>> Start RECORDS FOR THIS TASK

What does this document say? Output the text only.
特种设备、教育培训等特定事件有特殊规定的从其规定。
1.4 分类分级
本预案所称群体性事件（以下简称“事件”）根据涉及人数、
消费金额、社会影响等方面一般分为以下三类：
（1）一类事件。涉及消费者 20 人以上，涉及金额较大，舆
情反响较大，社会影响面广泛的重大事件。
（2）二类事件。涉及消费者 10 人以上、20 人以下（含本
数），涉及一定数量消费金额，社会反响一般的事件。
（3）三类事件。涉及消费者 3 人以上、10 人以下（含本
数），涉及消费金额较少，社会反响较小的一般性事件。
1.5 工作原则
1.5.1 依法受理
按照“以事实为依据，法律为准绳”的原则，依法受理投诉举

>> End RECORDS FOR THIS TASK

> **PROBLEM TO SOLVE**
Here, the records must be output exactly and in full.

> **RESPONSE TO THIS TASK**
What does this document say? Output the text only.
特种设备、教育培训等特定事件有特殊规定的从其规定。
1.4 分类分级
本预案所称群体性事件（以下简称“事件”）根据涉及人数、
消费金额、社会影响等方面一般分为以下三类：
（1）一类事件。涉及消费者 20 人以上，涉及金额较大，舆
情反响较大，社会影响面广泛的重大事件。
（2）二类事件。涉及消费者 10 人以上、20 人以下（含本
数），涉及一定数量消费金额，社会反响一般的事件。
（3）三类事件。涉及消费者 3 人以上、10 人以下（含本
数），涉及消费金额较少，社会反响较小的一般性事件。
1.5 工作原则
1.5.1 依法受理
按照“以事实为依据，法律为准绳”的原则，依法受理投诉举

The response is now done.